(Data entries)
_ _ _ _ _ _ _
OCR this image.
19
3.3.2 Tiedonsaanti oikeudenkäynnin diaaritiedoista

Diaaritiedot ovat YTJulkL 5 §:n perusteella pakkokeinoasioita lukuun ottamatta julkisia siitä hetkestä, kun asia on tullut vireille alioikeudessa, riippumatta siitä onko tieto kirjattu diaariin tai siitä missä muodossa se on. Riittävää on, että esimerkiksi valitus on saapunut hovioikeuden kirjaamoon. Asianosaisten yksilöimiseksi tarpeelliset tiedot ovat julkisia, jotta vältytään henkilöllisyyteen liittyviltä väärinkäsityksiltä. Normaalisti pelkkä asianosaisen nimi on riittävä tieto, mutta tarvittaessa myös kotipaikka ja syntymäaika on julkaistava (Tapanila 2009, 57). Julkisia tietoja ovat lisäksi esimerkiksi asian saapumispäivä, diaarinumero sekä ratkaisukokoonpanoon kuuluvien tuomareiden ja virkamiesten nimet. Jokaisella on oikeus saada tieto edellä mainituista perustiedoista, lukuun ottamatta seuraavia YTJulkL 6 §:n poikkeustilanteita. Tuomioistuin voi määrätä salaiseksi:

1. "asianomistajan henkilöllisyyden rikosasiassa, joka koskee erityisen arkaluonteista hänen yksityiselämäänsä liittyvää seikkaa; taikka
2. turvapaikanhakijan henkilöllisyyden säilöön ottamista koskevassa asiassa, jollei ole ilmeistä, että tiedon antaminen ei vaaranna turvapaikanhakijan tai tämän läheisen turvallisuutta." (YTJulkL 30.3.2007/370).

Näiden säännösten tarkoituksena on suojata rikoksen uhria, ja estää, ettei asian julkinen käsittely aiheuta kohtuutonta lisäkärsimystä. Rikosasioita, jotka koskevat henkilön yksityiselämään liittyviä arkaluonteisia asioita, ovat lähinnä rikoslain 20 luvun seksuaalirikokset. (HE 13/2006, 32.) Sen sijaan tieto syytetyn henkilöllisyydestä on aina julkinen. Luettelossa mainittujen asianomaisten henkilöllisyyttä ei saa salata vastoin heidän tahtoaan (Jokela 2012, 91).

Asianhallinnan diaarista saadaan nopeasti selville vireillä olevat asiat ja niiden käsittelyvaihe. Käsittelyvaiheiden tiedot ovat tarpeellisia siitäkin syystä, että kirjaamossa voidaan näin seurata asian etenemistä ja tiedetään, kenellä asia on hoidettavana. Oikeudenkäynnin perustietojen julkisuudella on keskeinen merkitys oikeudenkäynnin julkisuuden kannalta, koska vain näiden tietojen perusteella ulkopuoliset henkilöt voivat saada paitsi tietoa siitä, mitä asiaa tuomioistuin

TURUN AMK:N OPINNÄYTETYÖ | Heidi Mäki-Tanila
_ _ _ _ _ _ _
> _PROBLEM DETAILS_
Output the lines above verbatim and in full.

> _ANSWER FOR THIS EXERCISE_
OCR this image.
19
3.3.2 Tiedonsaanti oikeudenkäynnin diaaritiedoista

Diaaritiedot ovat YTJulkL 5 §:n perusteella pakkokeinoasioita lukuun ottamatta julkisia siitä hetkestä, kun asia on tullut vireille alioikeudessa, riippumatta siitä onko tieto kirjattu diaariin tai siitä missä muodossa se on. Riittävää on, että esimerkiksi valitus on saapunut hovioikeuden kirjaamoon. Asianosaisten yksilöimiseksi tarpeelliset tiedot ovat julkisia, jotta vältytään henkilöllisyyteen liittyviltä väärinkäsityksiltä. Normaalisti pelkkä asianosaisen nimi on riittävä tieto, mutta tarvittaessa myös kotipaikka ja syntymäaika on julkaistava (Tapanila 2009, 57). Julkisia tietoja ovat lisäksi esimerkiksi asian saapumispäivä, diaarinumero sekä ratkaisukokoonpanoon kuuluvien tuomareiden ja virkamiesten nimet. Jokaisella on oikeus saada tieto edellä mainituista perustiedoista, lukuun ottamatta seuraavia YTJulkL 6 §:n poikkeustilanteita. Tuomioistuin voi määrätä salaiseksi:

1. "asianomistajan henkilöllisyyden rikosasiassa, joka koskee erityisen arkaluonteista hänen yksityiselämäänsä liittyvää seikkaa; taikka
2. turvapaikanhakijan henkilöllisyyden säilöön ottamista koskevassa asiassa, jollei ole ilmeistä, että tiedon antaminen ei vaaranna turvapaikanhakijan tai tämän läheisen turvallisuutta." (YTJulkL 30.3.2007/370).

Näiden säännösten tarkoituksena on suojata rikoksen uhria, ja estää, ettei asian julkinen käsittely aiheuta kohtuutonta lisäkärsimystä. Rikosasioita, jotka koskevat henkilön yksityiselämään liittyviä arkaluonteisia asioita, ovat lähinnä rikoslain 20 luvun seksuaalirikokset. (HE 13/2006, 32.) Sen sijaan tieto syytetyn henkilöllisyydestä on aina julkinen. Luettelossa mainittujen asianomaisten henkilöllisyyttä ei saa salata vastoin heidän tahtoaan (Jokela 2012, 91).

Asianhallinnan diaarista saadaan nopeasti selville vireillä olevat asiat ja niiden käsittelyvaihe. Käsittelyvaiheiden tiedot ovat tarpeellisia siitäkin syystä, että kirjaamossa voidaan näin seurata asian etenemistä ja tiedetään, kenellä asia on hoidettavana. Oikeudenkäynnin perustietojen julkisuudella on keskeinen merkitys oikeudenkäynnin julkisuuden kannalta, koska vain näiden tietojen perusteella ulkopuoliset henkilöt voivat saada paitsi tietoa siitä, mitä asiaa tuomioistuin

TURUN AMK:N OPINNÄYTETYÖ | Heidi Mäki-Tanila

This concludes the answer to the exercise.